— SHORT TASK —
Omit every picture, then give all the entries again exactly.

— MATERIAL FOR THIS EXERCISE —
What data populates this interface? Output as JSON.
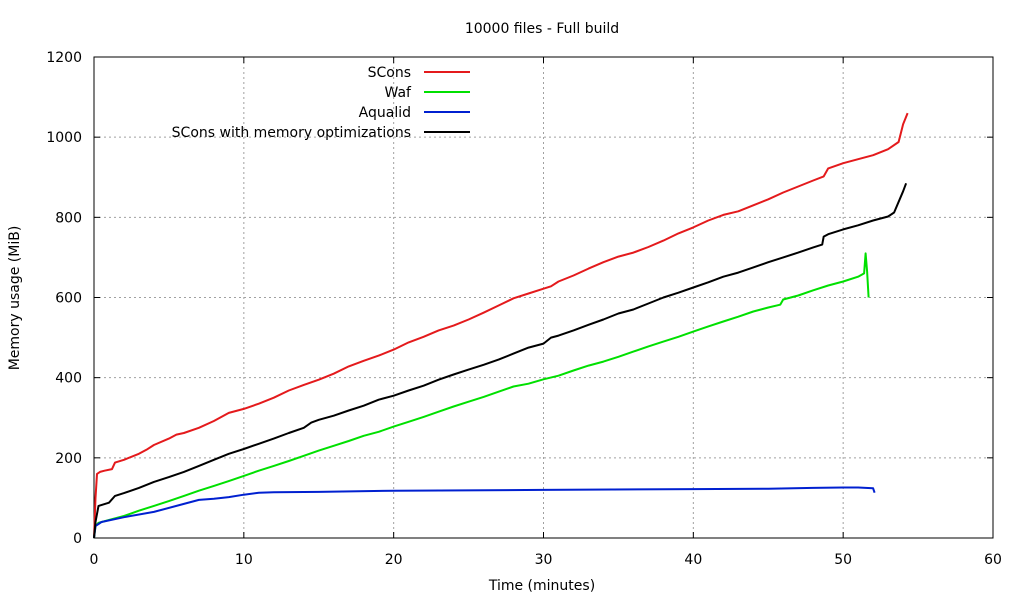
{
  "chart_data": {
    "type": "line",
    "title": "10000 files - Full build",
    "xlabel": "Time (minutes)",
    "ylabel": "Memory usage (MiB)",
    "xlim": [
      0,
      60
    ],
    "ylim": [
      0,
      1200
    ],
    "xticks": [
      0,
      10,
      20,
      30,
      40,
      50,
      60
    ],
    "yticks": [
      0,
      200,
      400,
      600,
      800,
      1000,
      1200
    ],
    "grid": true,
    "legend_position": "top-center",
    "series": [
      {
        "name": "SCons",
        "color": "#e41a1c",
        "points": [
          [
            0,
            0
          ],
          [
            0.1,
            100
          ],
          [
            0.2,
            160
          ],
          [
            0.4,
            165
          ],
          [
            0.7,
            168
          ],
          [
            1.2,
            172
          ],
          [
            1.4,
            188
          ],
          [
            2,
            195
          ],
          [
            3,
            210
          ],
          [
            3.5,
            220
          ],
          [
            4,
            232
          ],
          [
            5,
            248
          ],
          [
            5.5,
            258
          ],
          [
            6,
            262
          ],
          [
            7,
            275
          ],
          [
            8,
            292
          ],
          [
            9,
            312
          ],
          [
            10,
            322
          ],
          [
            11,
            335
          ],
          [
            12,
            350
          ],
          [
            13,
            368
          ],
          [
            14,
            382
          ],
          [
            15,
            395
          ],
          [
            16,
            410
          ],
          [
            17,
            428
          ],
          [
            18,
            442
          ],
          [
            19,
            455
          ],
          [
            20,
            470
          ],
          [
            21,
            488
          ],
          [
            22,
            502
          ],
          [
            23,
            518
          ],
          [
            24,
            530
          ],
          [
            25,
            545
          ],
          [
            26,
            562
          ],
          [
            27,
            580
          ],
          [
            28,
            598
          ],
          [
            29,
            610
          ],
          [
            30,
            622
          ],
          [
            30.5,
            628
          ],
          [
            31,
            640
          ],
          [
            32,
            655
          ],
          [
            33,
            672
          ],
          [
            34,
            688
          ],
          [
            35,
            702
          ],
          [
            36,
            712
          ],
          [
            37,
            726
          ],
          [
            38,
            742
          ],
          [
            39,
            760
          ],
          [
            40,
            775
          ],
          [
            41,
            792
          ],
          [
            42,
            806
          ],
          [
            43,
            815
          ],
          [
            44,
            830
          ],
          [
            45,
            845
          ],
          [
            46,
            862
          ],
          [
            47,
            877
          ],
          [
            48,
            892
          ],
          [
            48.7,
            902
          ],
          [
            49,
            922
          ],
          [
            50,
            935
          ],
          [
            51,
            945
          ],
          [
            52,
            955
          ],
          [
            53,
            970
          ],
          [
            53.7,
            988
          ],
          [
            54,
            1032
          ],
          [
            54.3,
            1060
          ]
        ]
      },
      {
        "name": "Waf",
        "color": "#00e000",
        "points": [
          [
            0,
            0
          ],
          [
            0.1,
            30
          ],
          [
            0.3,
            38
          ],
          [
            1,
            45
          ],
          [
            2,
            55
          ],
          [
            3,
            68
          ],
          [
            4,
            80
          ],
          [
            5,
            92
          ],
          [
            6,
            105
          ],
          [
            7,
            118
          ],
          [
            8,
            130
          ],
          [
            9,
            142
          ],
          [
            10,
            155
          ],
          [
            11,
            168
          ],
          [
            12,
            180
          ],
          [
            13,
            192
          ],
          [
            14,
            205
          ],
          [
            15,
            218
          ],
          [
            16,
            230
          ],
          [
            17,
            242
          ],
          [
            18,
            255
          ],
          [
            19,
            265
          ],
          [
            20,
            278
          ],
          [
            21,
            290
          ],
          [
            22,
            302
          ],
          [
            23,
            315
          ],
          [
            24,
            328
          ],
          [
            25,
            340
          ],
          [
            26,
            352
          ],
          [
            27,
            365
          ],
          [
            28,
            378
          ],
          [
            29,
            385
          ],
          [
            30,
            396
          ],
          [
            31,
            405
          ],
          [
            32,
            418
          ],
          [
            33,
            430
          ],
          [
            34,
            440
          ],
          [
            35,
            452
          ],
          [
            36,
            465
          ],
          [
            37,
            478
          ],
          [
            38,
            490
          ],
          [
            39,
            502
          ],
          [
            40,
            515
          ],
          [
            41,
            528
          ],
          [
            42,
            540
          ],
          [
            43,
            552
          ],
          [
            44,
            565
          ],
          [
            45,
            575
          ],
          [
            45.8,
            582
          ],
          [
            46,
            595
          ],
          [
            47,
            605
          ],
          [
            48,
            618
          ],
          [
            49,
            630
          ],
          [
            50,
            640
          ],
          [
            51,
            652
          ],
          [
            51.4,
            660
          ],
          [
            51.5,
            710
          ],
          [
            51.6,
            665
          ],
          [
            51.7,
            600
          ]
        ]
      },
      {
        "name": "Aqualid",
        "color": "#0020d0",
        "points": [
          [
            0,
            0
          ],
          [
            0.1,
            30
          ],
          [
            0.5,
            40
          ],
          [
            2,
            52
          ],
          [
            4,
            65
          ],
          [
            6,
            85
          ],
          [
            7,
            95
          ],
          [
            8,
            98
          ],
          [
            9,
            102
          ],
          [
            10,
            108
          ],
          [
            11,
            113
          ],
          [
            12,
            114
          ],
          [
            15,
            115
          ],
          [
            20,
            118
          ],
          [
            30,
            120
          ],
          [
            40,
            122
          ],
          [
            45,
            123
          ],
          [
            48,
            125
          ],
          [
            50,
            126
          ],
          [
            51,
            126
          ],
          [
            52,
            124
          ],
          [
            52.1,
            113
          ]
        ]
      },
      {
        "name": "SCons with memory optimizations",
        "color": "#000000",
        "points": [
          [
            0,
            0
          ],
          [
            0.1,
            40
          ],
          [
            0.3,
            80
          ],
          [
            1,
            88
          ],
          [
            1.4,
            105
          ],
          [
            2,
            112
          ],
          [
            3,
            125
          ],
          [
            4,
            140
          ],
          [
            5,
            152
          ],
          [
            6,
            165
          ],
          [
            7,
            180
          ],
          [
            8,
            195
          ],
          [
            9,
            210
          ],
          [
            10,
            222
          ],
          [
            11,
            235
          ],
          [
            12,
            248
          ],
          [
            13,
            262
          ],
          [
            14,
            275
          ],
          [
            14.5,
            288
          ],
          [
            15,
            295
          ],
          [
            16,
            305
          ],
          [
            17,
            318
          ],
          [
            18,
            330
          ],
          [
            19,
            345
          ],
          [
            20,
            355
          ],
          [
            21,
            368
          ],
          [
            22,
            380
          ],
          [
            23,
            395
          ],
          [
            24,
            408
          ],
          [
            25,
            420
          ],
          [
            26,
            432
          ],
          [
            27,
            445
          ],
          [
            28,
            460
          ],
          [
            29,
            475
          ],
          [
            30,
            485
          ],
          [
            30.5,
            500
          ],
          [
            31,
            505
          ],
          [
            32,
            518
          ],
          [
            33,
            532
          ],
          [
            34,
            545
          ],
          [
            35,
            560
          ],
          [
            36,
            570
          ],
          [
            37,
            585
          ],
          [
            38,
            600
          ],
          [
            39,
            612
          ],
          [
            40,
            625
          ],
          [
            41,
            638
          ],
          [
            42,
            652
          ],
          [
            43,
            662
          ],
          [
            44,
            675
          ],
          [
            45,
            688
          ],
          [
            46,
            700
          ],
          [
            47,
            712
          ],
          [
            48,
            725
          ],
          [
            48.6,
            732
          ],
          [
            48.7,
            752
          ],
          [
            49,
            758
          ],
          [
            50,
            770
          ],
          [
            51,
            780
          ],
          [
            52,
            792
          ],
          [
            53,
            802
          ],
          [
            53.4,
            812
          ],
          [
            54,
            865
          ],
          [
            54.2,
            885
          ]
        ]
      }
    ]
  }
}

— WORKED ANSWER —
What data populates this interface? Output as JSON.
{
  "chart_data": {
    "type": "line",
    "title": "10000 files - Full build",
    "xlabel": "Time (minutes)",
    "ylabel": "Memory usage (MiB)",
    "xlim": [
      0,
      60
    ],
    "ylim": [
      0,
      1200
    ],
    "xticks": [
      0,
      10,
      20,
      30,
      40,
      50,
      60
    ],
    "yticks": [
      0,
      200,
      400,
      600,
      800,
      1000,
      1200
    ],
    "grid": true,
    "legend_position": "top-center",
    "series": [
      {
        "name": "SCons",
        "color": "#e41a1c",
        "points": [
          [
            0,
            0
          ],
          [
            0.1,
            100
          ],
          [
            0.2,
            160
          ],
          [
            0.4,
            165
          ],
          [
            0.7,
            168
          ],
          [
            1.2,
            172
          ],
          [
            1.4,
            188
          ],
          [
            2,
            195
          ],
          [
            3,
            210
          ],
          [
            3.5,
            220
          ],
          [
            4,
            232
          ],
          [
            5,
            248
          ],
          [
            5.5,
            258
          ],
          [
            6,
            262
          ],
          [
            7,
            275
          ],
          [
            8,
            292
          ],
          [
            9,
            312
          ],
          [
            10,
            322
          ],
          [
            11,
            335
          ],
          [
            12,
            350
          ],
          [
            13,
            368
          ],
          [
            14,
            382
          ],
          [
            15,
            395
          ],
          [
            16,
            410
          ],
          [
            17,
            428
          ],
          [
            18,
            442
          ],
          [
            19,
            455
          ],
          [
            20,
            470
          ],
          [
            21,
            488
          ],
          [
            22,
            502
          ],
          [
            23,
            518
          ],
          [
            24,
            530
          ],
          [
            25,
            545
          ],
          [
            26,
            562
          ],
          [
            27,
            580
          ],
          [
            28,
            598
          ],
          [
            29,
            610
          ],
          [
            30,
            622
          ],
          [
            30.5,
            628
          ],
          [
            31,
            640
          ],
          [
            32,
            655
          ],
          [
            33,
            672
          ],
          [
            34,
            688
          ],
          [
            35,
            702
          ],
          [
            36,
            712
          ],
          [
            37,
            726
          ],
          [
            38,
            742
          ],
          [
            39,
            760
          ],
          [
            40,
            775
          ],
          [
            41,
            792
          ],
          [
            42,
            806
          ],
          [
            43,
            815
          ],
          [
            44,
            830
          ],
          [
            45,
            845
          ],
          [
            46,
            862
          ],
          [
            47,
            877
          ],
          [
            48,
            892
          ],
          [
            48.7,
            902
          ],
          [
            49,
            922
          ],
          [
            50,
            935
          ],
          [
            51,
            945
          ],
          [
            52,
            955
          ],
          [
            53,
            970
          ],
          [
            53.7,
            988
          ],
          [
            54,
            1032
          ],
          [
            54.3,
            1060
          ]
        ]
      },
      {
        "name": "Waf",
        "color": "#00e000",
        "points": [
          [
            0,
            0
          ],
          [
            0.1,
            30
          ],
          [
            0.3,
            38
          ],
          [
            1,
            45
          ],
          [
            2,
            55
          ],
          [
            3,
            68
          ],
          [
            4,
            80
          ],
          [
            5,
            92
          ],
          [
            6,
            105
          ],
          [
            7,
            118
          ],
          [
            8,
            130
          ],
          [
            9,
            142
          ],
          [
            10,
            155
          ],
          [
            11,
            168
          ],
          [
            12,
            180
          ],
          [
            13,
            192
          ],
          [
            14,
            205
          ],
          [
            15,
            218
          ],
          [
            16,
            230
          ],
          [
            17,
            242
          ],
          [
            18,
            255
          ],
          [
            19,
            265
          ],
          [
            20,
            278
          ],
          [
            21,
            290
          ],
          [
            22,
            302
          ],
          [
            23,
            315
          ],
          [
            24,
            328
          ],
          [
            25,
            340
          ],
          [
            26,
            352
          ],
          [
            27,
            365
          ],
          [
            28,
            378
          ],
          [
            29,
            385
          ],
          [
            30,
            396
          ],
          [
            31,
            405
          ],
          [
            32,
            418
          ],
          [
            33,
            430
          ],
          [
            34,
            440
          ],
          [
            35,
            452
          ],
          [
            36,
            465
          ],
          [
            37,
            478
          ],
          [
            38,
            490
          ],
          [
            39,
            502
          ],
          [
            40,
            515
          ],
          [
            41,
            528
          ],
          [
            42,
            540
          ],
          [
            43,
            552
          ],
          [
            44,
            565
          ],
          [
            45,
            575
          ],
          [
            45.8,
            582
          ],
          [
            46,
            595
          ],
          [
            47,
            605
          ],
          [
            48,
            618
          ],
          [
            49,
            630
          ],
          [
            50,
            640
          ],
          [
            51,
            652
          ],
          [
            51.4,
            660
          ],
          [
            51.5,
            710
          ],
          [
            51.6,
            665
          ],
          [
            51.7,
            600
          ]
        ]
      },
      {
        "name": "Aqualid",
        "color": "#0020d0",
        "points": [
          [
            0,
            0
          ],
          [
            0.1,
            30
          ],
          [
            0.5,
            40
          ],
          [
            2,
            52
          ],
          [
            4,
            65
          ],
          [
            6,
            85
          ],
          [
            7,
            95
          ],
          [
            8,
            98
          ],
          [
            9,
            102
          ],
          [
            10,
            108
          ],
          [
            11,
            113
          ],
          [
            12,
            114
          ],
          [
            15,
            115
          ],
          [
            20,
            118
          ],
          [
            30,
            120
          ],
          [
            40,
            122
          ],
          [
            45,
            123
          ],
          [
            48,
            125
          ],
          [
            50,
            126
          ],
          [
            51,
            126
          ],
          [
            52,
            124
          ],
          [
            52.1,
            113
          ]
        ]
      },
      {
        "name": "SCons with memory optimizations",
        "color": "#000000",
        "points": [
          [
            0,
            0
          ],
          [
            0.1,
            40
          ],
          [
            0.3,
            80
          ],
          [
            1,
            88
          ],
          [
            1.4,
            105
          ],
          [
            2,
            112
          ],
          [
            3,
            125
          ],
          [
            4,
            140
          ],
          [
            5,
            152
          ],
          [
            6,
            165
          ],
          [
            7,
            180
          ],
          [
            8,
            195
          ],
          [
            9,
            210
          ],
          [
            10,
            222
          ],
          [
            11,
            235
          ],
          [
            12,
            248
          ],
          [
            13,
            262
          ],
          [
            14,
            275
          ],
          [
            14.5,
            288
          ],
          [
            15,
            295
          ],
          [
            16,
            305
          ],
          [
            17,
            318
          ],
          [
            18,
            330
          ],
          [
            19,
            345
          ],
          [
            20,
            355
          ],
          [
            21,
            368
          ],
          [
            22,
            380
          ],
          [
            23,
            395
          ],
          [
            24,
            408
          ],
          [
            25,
            420
          ],
          [
            26,
            432
          ],
          [
            27,
            445
          ],
          [
            28,
            460
          ],
          [
            29,
            475
          ],
          [
            30,
            485
          ],
          [
            30.5,
            500
          ],
          [
            31,
            505
          ],
          [
            32,
            518
          ],
          [
            33,
            532
          ],
          [
            34,
            545
          ],
          [
            35,
            560
          ],
          [
            36,
            570
          ],
          [
            37,
            585
          ],
          [
            38,
            600
          ],
          [
            39,
            612
          ],
          [
            40,
            625
          ],
          [
            41,
            638
          ],
          [
            42,
            652
          ],
          [
            43,
            662
          ],
          [
            44,
            675
          ],
          [
            45,
            688
          ],
          [
            46,
            700
          ],
          [
            47,
            712
          ],
          [
            48,
            725
          ],
          [
            48.6,
            732
          ],
          [
            48.7,
            752
          ],
          [
            49,
            758
          ],
          [
            50,
            770
          ],
          [
            51,
            780
          ],
          [
            52,
            792
          ],
          [
            53,
            802
          ],
          [
            53.4,
            812
          ],
          [
            54,
            865
          ],
          [
            54.2,
            885
          ]
        ]
      }
    ]
  }
}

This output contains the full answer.